**GIVEN TASK:** Sort through the entries below and pull out lines containing the word "Screw".

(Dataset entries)
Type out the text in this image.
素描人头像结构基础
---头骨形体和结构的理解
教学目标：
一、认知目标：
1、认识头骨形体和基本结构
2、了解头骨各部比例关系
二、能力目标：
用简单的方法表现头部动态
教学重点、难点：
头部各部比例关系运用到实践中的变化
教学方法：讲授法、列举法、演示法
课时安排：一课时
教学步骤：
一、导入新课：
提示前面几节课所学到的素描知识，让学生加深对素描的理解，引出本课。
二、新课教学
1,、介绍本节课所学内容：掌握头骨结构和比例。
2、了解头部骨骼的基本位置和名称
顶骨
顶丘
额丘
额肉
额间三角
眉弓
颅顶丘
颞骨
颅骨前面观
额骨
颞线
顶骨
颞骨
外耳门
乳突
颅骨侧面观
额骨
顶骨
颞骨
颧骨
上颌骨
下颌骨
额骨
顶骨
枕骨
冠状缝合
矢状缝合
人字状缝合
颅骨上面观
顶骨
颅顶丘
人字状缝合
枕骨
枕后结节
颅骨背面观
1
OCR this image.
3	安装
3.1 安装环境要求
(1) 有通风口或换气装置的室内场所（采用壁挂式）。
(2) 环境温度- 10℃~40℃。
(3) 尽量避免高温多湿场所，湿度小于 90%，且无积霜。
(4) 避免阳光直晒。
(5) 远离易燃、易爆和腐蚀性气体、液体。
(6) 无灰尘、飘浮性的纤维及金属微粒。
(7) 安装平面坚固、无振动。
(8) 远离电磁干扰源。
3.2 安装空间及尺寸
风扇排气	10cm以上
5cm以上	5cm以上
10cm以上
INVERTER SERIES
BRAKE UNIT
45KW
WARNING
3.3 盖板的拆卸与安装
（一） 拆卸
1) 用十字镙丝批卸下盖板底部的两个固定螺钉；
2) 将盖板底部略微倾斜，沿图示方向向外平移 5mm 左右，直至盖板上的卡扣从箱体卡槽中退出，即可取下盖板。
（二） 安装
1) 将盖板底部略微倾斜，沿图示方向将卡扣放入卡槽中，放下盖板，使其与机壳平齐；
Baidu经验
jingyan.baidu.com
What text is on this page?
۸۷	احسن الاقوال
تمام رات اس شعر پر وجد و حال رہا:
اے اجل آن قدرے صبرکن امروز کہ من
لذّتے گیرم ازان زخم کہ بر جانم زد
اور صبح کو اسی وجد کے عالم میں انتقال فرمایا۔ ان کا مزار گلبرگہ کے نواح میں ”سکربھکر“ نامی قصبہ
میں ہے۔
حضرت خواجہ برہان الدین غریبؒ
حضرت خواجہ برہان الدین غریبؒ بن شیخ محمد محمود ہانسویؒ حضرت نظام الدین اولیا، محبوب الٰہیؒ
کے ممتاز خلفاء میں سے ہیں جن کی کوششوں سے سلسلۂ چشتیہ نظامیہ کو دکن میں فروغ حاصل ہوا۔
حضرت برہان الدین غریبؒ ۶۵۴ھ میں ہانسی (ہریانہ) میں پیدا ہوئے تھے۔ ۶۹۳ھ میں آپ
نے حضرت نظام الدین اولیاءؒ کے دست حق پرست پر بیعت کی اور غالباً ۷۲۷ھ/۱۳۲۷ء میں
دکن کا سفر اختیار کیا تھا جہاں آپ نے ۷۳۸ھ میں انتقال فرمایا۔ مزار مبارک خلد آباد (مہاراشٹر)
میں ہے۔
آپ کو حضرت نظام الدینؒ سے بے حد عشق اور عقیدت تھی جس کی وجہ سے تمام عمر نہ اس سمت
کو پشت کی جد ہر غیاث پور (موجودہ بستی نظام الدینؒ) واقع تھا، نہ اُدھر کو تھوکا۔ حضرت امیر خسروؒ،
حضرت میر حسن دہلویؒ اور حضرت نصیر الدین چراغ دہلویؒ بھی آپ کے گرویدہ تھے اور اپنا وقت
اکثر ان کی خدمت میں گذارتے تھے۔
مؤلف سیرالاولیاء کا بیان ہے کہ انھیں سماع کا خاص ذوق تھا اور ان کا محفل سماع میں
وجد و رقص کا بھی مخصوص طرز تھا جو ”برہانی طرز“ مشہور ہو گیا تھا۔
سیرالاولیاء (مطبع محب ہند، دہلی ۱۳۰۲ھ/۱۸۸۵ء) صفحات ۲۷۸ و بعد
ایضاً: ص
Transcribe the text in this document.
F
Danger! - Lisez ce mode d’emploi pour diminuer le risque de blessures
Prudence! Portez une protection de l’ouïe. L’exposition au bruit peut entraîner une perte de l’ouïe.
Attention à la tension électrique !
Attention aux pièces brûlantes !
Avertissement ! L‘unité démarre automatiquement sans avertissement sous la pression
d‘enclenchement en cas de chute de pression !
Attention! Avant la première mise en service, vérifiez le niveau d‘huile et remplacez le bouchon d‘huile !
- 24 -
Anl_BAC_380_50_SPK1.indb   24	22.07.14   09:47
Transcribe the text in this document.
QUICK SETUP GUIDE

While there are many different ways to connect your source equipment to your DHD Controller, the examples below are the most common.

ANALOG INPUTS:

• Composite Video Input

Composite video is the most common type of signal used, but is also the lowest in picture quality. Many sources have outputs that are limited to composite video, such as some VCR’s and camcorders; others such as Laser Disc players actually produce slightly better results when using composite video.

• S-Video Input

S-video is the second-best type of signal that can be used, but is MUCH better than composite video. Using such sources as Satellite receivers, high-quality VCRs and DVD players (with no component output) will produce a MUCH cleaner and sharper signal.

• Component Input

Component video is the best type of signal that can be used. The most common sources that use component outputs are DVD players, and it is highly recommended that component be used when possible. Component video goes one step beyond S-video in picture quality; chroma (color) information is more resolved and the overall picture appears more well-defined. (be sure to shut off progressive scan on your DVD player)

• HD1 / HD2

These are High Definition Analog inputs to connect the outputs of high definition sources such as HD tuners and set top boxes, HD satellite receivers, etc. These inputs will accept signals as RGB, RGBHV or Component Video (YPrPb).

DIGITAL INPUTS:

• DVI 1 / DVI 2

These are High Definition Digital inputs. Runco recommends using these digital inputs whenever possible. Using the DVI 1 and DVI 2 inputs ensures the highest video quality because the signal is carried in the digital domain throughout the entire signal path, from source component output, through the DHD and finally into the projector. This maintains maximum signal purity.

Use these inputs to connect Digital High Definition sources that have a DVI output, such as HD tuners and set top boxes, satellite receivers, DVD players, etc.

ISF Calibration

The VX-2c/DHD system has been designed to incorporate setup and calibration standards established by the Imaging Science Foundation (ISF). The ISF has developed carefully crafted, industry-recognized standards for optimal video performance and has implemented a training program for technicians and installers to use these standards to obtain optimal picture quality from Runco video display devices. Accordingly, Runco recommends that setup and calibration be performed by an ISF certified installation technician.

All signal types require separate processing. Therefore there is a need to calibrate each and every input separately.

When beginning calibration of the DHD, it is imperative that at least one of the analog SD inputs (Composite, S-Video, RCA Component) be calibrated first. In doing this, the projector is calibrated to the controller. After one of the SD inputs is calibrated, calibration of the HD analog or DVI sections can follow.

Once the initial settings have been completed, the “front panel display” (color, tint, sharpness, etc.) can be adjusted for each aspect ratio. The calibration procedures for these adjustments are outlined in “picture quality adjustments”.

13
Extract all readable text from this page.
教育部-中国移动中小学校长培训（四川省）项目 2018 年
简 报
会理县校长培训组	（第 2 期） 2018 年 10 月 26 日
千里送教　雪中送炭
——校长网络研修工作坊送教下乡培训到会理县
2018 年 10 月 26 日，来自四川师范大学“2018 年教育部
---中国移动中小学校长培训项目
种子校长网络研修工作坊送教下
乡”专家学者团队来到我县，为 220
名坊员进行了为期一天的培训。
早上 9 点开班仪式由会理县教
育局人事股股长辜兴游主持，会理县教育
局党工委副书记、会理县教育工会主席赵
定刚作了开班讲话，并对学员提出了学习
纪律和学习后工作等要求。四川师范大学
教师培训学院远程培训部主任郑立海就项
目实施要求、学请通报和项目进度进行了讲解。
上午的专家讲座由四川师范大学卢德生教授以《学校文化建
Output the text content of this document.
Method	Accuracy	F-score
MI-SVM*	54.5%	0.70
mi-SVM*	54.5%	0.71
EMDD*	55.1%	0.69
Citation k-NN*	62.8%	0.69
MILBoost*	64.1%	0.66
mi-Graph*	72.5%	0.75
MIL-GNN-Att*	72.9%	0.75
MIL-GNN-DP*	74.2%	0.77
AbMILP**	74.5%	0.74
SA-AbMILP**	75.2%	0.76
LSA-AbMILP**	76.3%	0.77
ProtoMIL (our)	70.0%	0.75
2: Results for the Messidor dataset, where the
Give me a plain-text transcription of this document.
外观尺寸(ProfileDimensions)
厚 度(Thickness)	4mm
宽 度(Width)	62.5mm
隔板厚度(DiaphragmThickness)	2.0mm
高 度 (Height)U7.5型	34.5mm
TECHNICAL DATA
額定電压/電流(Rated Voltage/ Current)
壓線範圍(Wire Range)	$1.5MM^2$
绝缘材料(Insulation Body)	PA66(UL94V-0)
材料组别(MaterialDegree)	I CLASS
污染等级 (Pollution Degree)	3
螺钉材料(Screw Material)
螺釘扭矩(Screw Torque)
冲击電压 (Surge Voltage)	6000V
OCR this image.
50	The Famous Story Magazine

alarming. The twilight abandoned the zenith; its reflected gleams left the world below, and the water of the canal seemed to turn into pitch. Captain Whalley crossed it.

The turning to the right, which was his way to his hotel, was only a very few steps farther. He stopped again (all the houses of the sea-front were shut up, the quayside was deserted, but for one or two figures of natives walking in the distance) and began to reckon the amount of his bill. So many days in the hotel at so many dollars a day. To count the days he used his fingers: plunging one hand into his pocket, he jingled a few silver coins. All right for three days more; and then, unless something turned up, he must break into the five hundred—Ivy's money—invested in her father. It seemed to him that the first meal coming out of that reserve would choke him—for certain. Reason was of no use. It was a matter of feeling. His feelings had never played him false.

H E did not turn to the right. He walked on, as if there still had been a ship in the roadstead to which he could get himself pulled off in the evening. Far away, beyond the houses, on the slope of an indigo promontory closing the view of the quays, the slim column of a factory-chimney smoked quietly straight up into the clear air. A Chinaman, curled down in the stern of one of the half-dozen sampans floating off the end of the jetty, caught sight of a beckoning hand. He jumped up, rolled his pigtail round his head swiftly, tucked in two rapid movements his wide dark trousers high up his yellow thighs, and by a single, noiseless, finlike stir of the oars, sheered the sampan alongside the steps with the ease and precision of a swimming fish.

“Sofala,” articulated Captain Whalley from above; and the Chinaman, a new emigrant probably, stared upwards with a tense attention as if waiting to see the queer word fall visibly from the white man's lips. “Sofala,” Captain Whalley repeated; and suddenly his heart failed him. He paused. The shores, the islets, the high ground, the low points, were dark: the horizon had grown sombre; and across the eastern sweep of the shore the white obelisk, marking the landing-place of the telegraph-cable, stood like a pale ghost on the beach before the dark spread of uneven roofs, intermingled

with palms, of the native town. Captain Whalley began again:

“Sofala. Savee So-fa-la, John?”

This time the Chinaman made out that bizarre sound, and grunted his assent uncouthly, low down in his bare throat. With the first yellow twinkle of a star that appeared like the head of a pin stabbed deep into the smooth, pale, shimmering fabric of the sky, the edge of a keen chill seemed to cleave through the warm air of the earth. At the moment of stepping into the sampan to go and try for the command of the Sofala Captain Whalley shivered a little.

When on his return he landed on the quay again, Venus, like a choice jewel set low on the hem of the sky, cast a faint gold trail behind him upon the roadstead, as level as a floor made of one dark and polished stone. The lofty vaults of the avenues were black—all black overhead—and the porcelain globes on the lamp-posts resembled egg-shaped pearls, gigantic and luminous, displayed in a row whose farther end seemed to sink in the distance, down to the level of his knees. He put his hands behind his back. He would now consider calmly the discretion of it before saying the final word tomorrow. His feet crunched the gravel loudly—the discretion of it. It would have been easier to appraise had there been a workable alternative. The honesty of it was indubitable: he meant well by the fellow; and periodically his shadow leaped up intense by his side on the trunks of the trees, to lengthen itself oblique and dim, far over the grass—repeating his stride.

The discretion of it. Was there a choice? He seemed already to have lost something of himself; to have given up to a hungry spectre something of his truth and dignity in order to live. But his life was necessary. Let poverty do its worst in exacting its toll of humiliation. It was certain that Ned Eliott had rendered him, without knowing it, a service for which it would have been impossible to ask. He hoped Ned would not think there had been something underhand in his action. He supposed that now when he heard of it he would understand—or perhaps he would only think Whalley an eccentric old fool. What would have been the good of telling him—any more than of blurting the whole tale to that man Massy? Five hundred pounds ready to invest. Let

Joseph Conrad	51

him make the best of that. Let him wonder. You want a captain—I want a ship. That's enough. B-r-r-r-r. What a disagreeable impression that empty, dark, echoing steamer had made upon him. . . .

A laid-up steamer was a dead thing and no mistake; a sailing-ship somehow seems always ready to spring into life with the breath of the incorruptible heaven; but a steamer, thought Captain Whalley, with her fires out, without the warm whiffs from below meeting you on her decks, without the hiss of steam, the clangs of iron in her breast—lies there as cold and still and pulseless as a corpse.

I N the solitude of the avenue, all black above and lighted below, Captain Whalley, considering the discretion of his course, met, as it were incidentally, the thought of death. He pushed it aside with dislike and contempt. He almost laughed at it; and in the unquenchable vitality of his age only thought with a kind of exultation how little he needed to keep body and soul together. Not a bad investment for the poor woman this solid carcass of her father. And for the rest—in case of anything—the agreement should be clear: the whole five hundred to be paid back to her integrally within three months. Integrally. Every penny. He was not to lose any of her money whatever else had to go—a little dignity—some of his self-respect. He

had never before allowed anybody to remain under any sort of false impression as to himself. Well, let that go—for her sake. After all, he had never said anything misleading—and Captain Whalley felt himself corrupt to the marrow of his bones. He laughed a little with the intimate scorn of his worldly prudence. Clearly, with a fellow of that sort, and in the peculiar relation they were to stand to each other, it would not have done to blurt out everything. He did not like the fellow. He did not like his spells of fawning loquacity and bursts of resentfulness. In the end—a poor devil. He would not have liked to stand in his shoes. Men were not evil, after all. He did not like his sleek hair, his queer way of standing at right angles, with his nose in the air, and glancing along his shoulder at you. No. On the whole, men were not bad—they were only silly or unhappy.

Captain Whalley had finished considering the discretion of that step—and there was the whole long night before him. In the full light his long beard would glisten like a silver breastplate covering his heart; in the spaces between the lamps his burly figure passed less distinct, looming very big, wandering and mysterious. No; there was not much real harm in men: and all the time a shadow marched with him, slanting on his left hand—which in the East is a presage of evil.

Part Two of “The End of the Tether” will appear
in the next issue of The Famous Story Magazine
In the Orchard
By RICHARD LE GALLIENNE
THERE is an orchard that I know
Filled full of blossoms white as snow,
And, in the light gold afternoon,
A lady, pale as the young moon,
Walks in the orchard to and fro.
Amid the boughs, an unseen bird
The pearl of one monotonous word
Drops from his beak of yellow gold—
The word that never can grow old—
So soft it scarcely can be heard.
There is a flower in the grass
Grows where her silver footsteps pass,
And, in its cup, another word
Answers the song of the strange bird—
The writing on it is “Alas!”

**RESULT FOR THIS EXERCISE:**
螺钉材料(Screw Material)
螺釘扭矩(Screw Torque)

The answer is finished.